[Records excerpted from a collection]
□ □ □ □ □ □ □
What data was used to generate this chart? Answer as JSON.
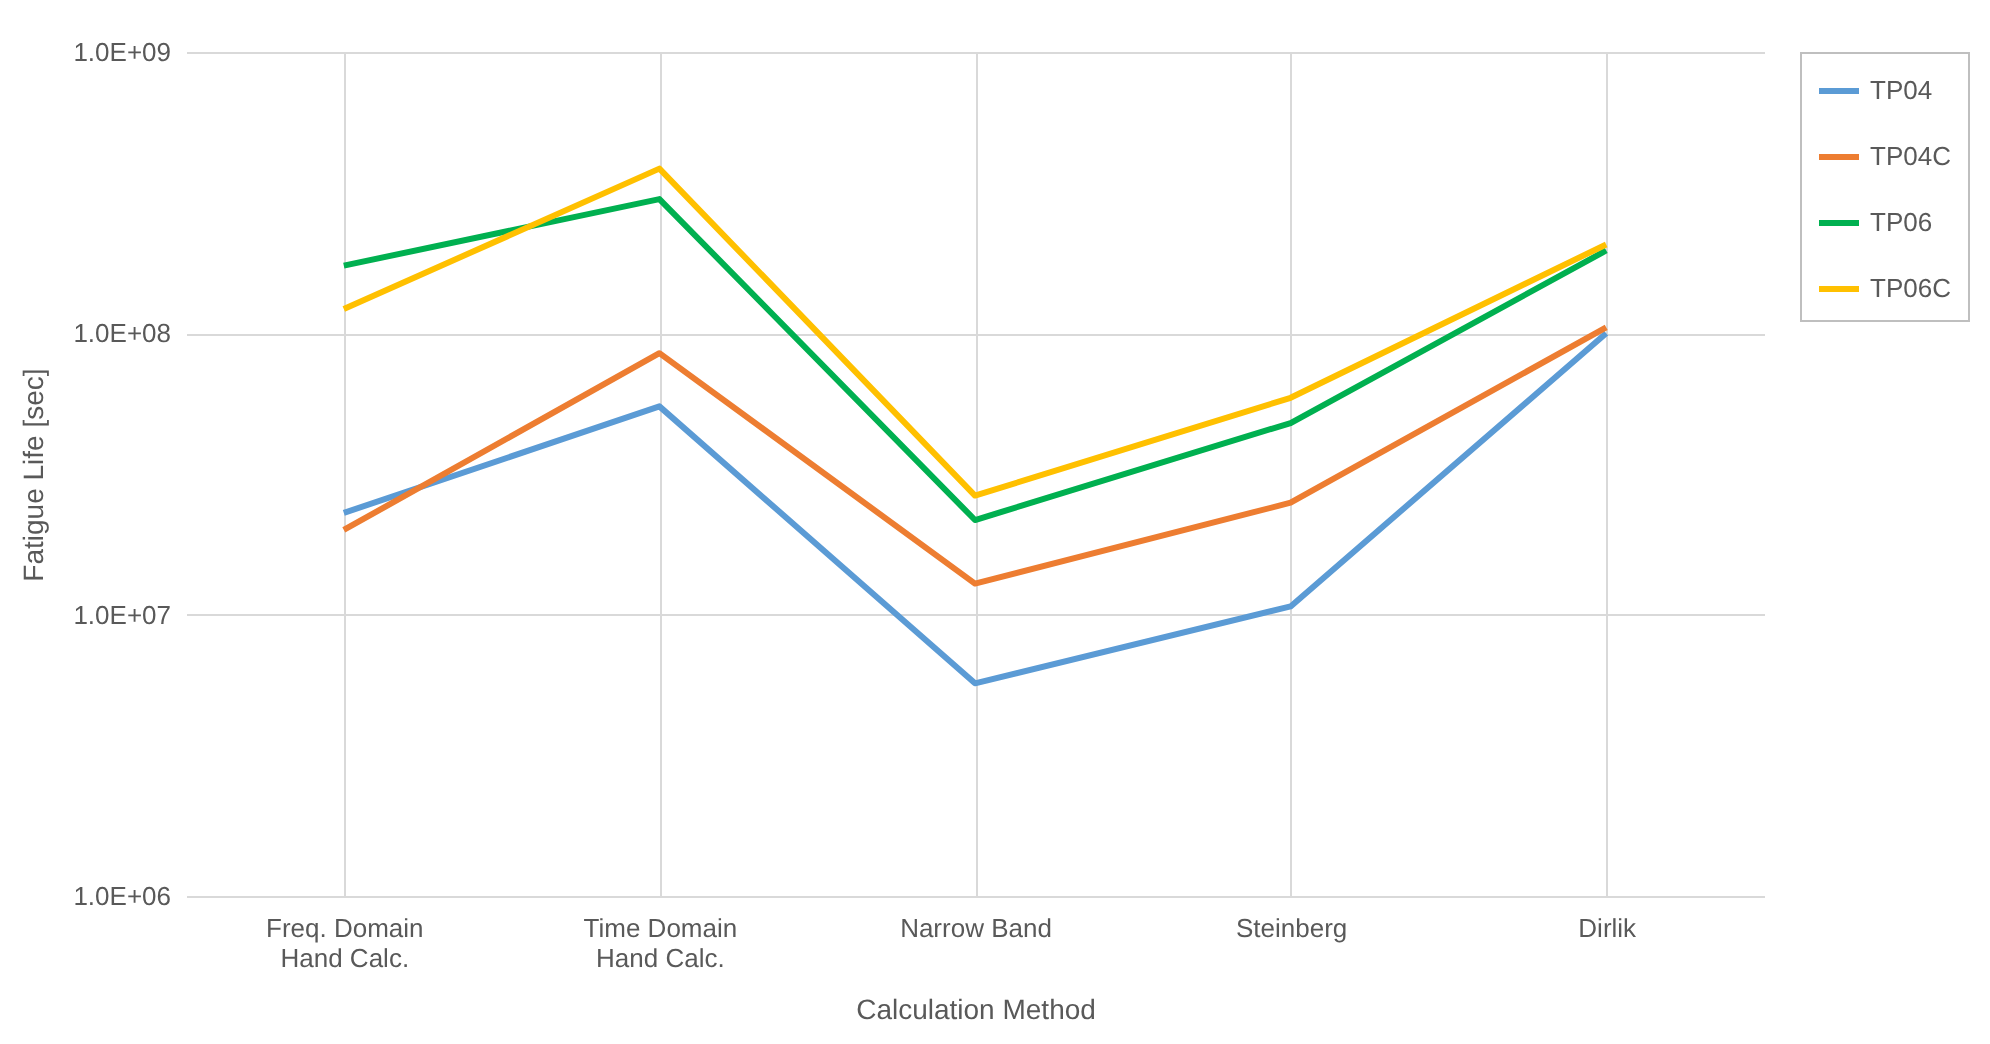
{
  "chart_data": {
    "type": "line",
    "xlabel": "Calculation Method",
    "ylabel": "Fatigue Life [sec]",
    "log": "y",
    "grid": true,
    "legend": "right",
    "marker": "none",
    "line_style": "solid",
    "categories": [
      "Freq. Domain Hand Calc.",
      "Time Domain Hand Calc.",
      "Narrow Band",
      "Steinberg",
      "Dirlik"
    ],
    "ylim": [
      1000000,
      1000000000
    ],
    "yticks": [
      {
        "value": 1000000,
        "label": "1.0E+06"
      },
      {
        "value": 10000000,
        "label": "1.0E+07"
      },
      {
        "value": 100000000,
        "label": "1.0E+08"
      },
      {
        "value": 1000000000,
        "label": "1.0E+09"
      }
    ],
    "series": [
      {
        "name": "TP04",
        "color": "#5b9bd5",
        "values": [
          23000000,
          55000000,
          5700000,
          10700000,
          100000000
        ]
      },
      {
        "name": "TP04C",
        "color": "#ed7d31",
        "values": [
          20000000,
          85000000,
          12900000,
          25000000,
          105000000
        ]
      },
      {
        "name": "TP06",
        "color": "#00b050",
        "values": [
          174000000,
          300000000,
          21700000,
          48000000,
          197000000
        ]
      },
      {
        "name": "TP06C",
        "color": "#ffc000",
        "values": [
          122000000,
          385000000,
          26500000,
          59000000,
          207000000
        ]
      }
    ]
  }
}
□ □ □ □ □ □ □
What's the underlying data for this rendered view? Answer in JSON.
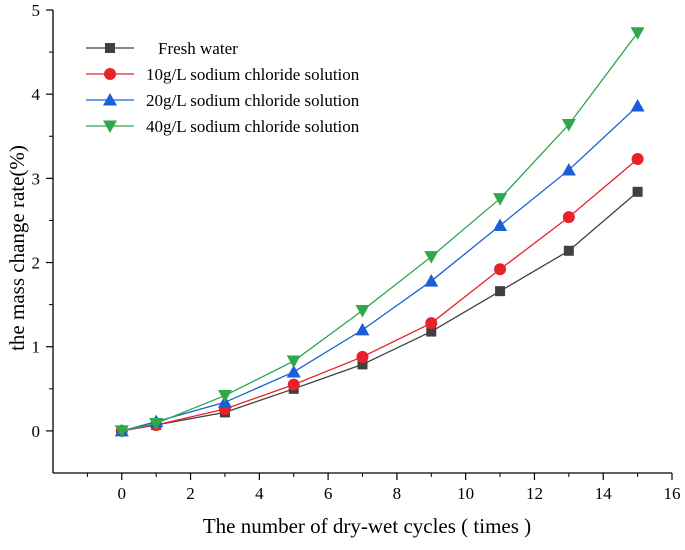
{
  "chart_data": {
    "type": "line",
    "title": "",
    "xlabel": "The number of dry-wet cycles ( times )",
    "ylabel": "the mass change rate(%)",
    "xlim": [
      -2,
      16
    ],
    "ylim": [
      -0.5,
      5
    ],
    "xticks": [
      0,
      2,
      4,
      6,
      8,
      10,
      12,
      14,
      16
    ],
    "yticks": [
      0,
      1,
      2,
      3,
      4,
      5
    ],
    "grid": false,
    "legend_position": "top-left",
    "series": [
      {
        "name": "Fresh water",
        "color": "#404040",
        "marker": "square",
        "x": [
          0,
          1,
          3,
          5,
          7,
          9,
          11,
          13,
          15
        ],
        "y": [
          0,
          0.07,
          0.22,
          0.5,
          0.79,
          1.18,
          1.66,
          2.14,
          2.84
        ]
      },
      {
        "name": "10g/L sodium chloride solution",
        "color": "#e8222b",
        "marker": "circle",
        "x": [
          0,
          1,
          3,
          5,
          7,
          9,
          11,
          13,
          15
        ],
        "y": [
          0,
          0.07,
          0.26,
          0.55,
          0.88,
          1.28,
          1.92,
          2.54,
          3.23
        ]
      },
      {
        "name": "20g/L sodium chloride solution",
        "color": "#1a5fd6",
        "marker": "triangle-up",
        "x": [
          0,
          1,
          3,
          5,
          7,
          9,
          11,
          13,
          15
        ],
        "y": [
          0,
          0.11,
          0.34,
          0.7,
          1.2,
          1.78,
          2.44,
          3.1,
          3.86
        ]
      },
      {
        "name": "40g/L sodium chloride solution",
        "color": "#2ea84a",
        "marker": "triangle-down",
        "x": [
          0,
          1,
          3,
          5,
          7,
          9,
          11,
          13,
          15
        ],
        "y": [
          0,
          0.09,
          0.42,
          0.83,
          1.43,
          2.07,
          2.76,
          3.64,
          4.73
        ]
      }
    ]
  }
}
□ □ □ □ □ □ □
What the exercise asks: Each line that has the word "Domain" should be copied.

Response to the task:
      "Freq. Domain Hand Calc.",
      "Time Domain Hand Calc.",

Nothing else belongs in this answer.